[Stored data entries]
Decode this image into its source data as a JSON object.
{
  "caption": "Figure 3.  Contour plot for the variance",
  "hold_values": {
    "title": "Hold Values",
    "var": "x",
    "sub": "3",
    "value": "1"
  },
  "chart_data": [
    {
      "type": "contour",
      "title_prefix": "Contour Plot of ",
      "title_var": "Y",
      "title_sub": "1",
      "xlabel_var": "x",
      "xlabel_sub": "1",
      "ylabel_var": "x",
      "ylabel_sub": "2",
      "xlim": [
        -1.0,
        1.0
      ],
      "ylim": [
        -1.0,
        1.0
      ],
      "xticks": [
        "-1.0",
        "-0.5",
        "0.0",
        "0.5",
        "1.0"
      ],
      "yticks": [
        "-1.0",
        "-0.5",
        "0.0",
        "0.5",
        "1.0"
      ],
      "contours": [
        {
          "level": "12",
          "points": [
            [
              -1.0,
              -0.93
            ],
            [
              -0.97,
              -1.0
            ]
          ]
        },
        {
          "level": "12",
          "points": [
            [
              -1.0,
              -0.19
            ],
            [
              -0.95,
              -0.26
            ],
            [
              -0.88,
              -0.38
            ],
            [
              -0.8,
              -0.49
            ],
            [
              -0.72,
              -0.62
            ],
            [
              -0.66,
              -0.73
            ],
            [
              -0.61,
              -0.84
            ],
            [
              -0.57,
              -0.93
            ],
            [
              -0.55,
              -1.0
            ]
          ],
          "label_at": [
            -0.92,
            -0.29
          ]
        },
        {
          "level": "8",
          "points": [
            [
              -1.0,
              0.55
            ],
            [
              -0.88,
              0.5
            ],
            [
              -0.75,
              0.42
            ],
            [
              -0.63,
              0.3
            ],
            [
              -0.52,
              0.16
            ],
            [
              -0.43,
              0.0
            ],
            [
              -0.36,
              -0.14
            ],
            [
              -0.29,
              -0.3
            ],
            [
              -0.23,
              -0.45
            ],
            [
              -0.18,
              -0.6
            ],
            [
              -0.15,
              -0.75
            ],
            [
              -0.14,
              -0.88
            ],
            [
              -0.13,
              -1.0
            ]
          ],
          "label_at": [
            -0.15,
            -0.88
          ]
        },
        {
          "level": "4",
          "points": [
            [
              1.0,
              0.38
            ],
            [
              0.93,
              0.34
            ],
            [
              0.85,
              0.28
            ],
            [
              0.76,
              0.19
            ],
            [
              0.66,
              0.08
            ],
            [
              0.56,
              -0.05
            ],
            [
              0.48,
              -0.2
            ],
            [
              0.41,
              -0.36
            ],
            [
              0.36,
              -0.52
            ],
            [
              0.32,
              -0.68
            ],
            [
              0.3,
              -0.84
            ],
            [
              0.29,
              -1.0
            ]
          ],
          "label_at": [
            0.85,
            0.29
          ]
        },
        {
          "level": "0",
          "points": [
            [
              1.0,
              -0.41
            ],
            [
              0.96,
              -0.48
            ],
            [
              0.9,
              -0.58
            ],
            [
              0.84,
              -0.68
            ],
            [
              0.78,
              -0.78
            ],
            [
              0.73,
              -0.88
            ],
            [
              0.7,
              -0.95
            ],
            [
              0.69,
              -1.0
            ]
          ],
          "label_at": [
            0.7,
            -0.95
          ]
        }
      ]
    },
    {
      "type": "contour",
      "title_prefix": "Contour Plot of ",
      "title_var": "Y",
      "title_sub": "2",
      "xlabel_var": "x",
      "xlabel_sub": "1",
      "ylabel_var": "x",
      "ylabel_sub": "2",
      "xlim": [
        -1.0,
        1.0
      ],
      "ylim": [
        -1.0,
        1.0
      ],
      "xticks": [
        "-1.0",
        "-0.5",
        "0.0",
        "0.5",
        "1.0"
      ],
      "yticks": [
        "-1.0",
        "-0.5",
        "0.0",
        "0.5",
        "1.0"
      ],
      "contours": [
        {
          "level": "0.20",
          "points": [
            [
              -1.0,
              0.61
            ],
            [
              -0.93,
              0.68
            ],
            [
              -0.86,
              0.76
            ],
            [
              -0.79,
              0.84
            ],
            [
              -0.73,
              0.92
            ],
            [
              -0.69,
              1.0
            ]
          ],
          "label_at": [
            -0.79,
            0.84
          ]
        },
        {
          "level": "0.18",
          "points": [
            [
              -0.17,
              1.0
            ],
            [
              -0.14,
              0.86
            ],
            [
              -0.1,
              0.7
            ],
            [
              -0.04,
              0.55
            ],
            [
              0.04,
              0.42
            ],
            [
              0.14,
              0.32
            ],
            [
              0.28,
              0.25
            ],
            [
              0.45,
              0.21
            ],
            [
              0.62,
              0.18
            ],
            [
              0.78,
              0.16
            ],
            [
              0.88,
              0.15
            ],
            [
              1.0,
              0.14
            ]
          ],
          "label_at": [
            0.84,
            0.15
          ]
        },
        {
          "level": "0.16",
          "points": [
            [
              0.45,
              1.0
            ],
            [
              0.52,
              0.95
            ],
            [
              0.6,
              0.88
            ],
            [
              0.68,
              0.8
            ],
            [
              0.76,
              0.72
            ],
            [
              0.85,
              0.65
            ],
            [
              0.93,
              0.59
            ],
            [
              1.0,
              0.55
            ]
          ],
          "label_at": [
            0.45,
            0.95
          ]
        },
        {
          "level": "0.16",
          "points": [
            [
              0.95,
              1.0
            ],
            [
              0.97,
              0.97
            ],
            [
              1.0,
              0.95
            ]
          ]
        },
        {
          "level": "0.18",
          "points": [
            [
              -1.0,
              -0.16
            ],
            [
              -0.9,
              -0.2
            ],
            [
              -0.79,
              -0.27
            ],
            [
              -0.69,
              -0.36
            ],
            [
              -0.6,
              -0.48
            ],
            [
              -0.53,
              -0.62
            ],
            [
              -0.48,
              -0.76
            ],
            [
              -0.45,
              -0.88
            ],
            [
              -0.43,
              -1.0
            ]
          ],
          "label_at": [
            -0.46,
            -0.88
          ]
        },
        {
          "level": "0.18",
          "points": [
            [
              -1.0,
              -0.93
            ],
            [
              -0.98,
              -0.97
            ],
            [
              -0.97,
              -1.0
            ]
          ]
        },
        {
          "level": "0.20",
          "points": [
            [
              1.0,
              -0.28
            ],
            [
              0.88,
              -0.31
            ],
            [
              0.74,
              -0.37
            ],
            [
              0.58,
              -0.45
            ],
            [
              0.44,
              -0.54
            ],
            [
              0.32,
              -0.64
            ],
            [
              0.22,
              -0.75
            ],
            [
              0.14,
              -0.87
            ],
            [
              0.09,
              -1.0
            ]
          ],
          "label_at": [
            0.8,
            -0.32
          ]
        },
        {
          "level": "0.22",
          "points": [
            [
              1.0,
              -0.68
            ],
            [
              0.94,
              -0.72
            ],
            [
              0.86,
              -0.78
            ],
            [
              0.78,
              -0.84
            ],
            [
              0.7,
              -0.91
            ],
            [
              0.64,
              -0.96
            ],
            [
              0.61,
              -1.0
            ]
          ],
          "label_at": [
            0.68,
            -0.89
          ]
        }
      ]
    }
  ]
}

#### Task instructions
Reproduce the complete data exactly as presented above.

#### Full response
Decode this image into its source data as a JSON object.
{
  "caption": "Figure 3.  Contour plot for the variance",
  "hold_values": {
    "title": "Hold Values",
    "var": "x",
    "sub": "3",
    "value": "1"
  },
  "chart_data": [
    {
      "type": "contour",
      "title_prefix": "Contour Plot of ",
      "title_var": "Y",
      "title_sub": "1",
      "xlabel_var": "x",
      "xlabel_sub": "1",
      "ylabel_var": "x",
      "ylabel_sub": "2",
      "xlim": [
        -1.0,
        1.0
      ],
      "ylim": [
        -1.0,
        1.0
      ],
      "xticks": [
        "-1.0",
        "-0.5",
        "0.0",
        "0.5",
        "1.0"
      ],
      "yticks": [
        "-1.0",
        "-0.5",
        "0.0",
        "0.5",
        "1.0"
      ],
      "contours": [
        {
          "level": "12",
          "points": [
            [
              -1.0,
              -0.93
            ],
            [
              -0.97,
              -1.0
            ]
          ]
        },
        {
          "level": "12",
          "points": [
            [
              -1.0,
              -0.19
            ],
            [
              -0.95,
              -0.26
            ],
            [
              -0.88,
              -0.38
            ],
            [
              -0.8,
              -0.49
            ],
            [
              -0.72,
              -0.62
            ],
            [
              -0.66,
              -0.73
            ],
            [
              -0.61,
              -0.84
            ],
            [
              -0.57,
              -0.93
            ],
            [
              -0.55,
              -1.0
            ]
          ],
          "label_at": [
            -0.92,
            -0.29
          ]
        },
        {
          "level": "8",
          "points": [
            [
              -1.0,
              0.55
            ],
            [
              -0.88,
              0.5
            ],
            [
              -0.75,
              0.42
            ],
            [
              -0.63,
              0.3
            ],
            [
              -0.52,
              0.16
            ],
            [
              -0.43,
              0.0
            ],
            [
              -0.36,
              -0.14
            ],
            [
              -0.29,
              -0.3
            ],
            [
              -0.23,
              -0.45
            ],
            [
              -0.18,
              -0.6
            ],
            [
              -0.15,
              -0.75
            ],
            [
              -0.14,
              -0.88
            ],
            [
              -0.13,
              -1.0
            ]
          ],
          "label_at": [
            -0.15,
            -0.88
          ]
        },
        {
          "level": "4",
          "points": [
            [
              1.0,
              0.38
            ],
            [
              0.93,
              0.34
            ],
            [
              0.85,
              0.28
            ],
            [
              0.76,
              0.19
            ],
            [
              0.66,
              0.08
            ],
            [
              0.56,
              -0.05
            ],
            [
              0.48,
              -0.2
            ],
            [
              0.41,
              -0.36
            ],
            [
              0.36,
              -0.52
            ],
            [
              0.32,
              -0.68
            ],
            [
              0.3,
              -0.84
            ],
            [
              0.29,
              -1.0
            ]
          ],
          "label_at": [
            0.85,
            0.29
          ]
        },
        {
          "level": "0",
          "points": [
            [
              1.0,
              -0.41
            ],
            [
              0.96,
              -0.48
            ],
            [
              0.9,
              -0.58
            ],
            [
              0.84,
              -0.68
            ],
            [
              0.78,
              -0.78
            ],
            [
              0.73,
              -0.88
            ],
            [
              0.7,
              -0.95
            ],
            [
              0.69,
              -1.0
            ]
          ],
          "label_at": [
            0.7,
            -0.95
          ]
        }
      ]
    },
    {
      "type": "contour",
      "title_prefix": "Contour Plot of ",
      "title_var": "Y",
      "title_sub": "2",
      "xlabel_var": "x",
      "xlabel_sub": "1",
      "ylabel_var": "x",
      "ylabel_sub": "2",
      "xlim": [
        -1.0,
        1.0
      ],
      "ylim": [
        -1.0,
        1.0
      ],
      "xticks": [
        "-1.0",
        "-0.5",
        "0.0",
        "0.5",
        "1.0"
      ],
      "yticks": [
        "-1.0",
        "-0.5",
        "0.0",
        "0.5",
        "1.0"
      ],
      "contours": [
        {
          "level": "0.20",
          "points": [
            [
              -1.0,
              0.61
            ],
            [
              -0.93,
              0.68
            ],
            [
              -0.86,
              0.76
            ],
            [
              -0.79,
              0.84
            ],
            [
              -0.73,
              0.92
            ],
            [
              -0.69,
              1.0
            ]
          ],
          "label_at": [
            -0.79,
            0.84
          ]
        },
        {
          "level": "0.18",
          "points": [
            [
              -0.17,
              1.0
            ],
            [
              -0.14,
              0.86
            ],
            [
              -0.1,
              0.7
            ],
            [
              -0.04,
              0.55
            ],
            [
              0.04,
              0.42
            ],
            [
              0.14,
              0.32
            ],
            [
              0.28,
              0.25
            ],
            [
              0.45,
              0.21
            ],
            [
              0.62,
              0.18
            ],
            [
              0.78,
              0.16
            ],
            [
              0.88,
              0.15
            ],
            [
              1.0,
              0.14
            ]
          ],
          "label_at": [
            0.84,
            0.15
          ]
        },
        {
          "level": "0.16",
          "points": [
            [
              0.45,
              1.0
            ],
            [
              0.52,
              0.95
            ],
            [
              0.6,
              0.88
            ],
            [
              0.68,
              0.8
            ],
            [
              0.76,
              0.72
            ],
            [
              0.85,
              0.65
            ],
            [
              0.93,
              0.59
            ],
            [
              1.0,
              0.55
            ]
          ],
          "label_at": [
            0.45,
            0.95
          ]
        },
        {
          "level": "0.16",
          "points": [
            [
              0.95,
              1.0
            ],
            [
              0.97,
              0.97
            ],
            [
              1.0,
              0.95
            ]
          ]
        },
        {
          "level": "0.18",
          "points": [
            [
              -1.0,
              -0.16
            ],
            [
              -0.9,
              -0.2
            ],
            [
              -0.79,
              -0.27
            ],
            [
              -0.69,
              -0.36
            ],
            [
              -0.6,
              -0.48
            ],
            [
              -0.53,
              -0.62
            ],
            [
              -0.48,
              -0.76
            ],
            [
              -0.45,
              -0.88
            ],
            [
              -0.43,
              -1.0
            ]
          ],
          "label_at": [
            -0.46,
            -0.88
          ]
        },
        {
          "level": "0.18",
          "points": [
            [
              -1.0,
              -0.93
            ],
            [
              -0.98,
              -0.97
            ],
            [
              -0.97,
              -1.0
            ]
          ]
        },
        {
          "level": "0.20",
          "points": [
            [
              1.0,
              -0.28
            ],
            [
              0.88,
              -0.31
            ],
            [
              0.74,
              -0.37
            ],
            [
              0.58,
              -0.45
            ],
            [
              0.44,
              -0.54
            ],
            [
              0.32,
              -0.64
            ],
            [
              0.22,
              -0.75
            ],
            [
              0.14,
              -0.87
            ],
            [
              0.09,
              -1.0
            ]
          ],
          "label_at": [
            0.8,
            -0.32
          ]
        },
        {
          "level": "0.22",
          "points": [
            [
              1.0,
              -0.68
            ],
            [
              0.94,
              -0.72
            ],
            [
              0.86,
              -0.78
            ],
            [
              0.78,
              -0.84
            ],
            [
              0.7,
              -0.91
            ],
            [
              0.64,
              -0.96
            ],
            [
              0.61,
              -1.0
            ]
          ],
          "label_at": [
            0.68,
            -0.89
          ]
        }
      ]
    }
  ]
}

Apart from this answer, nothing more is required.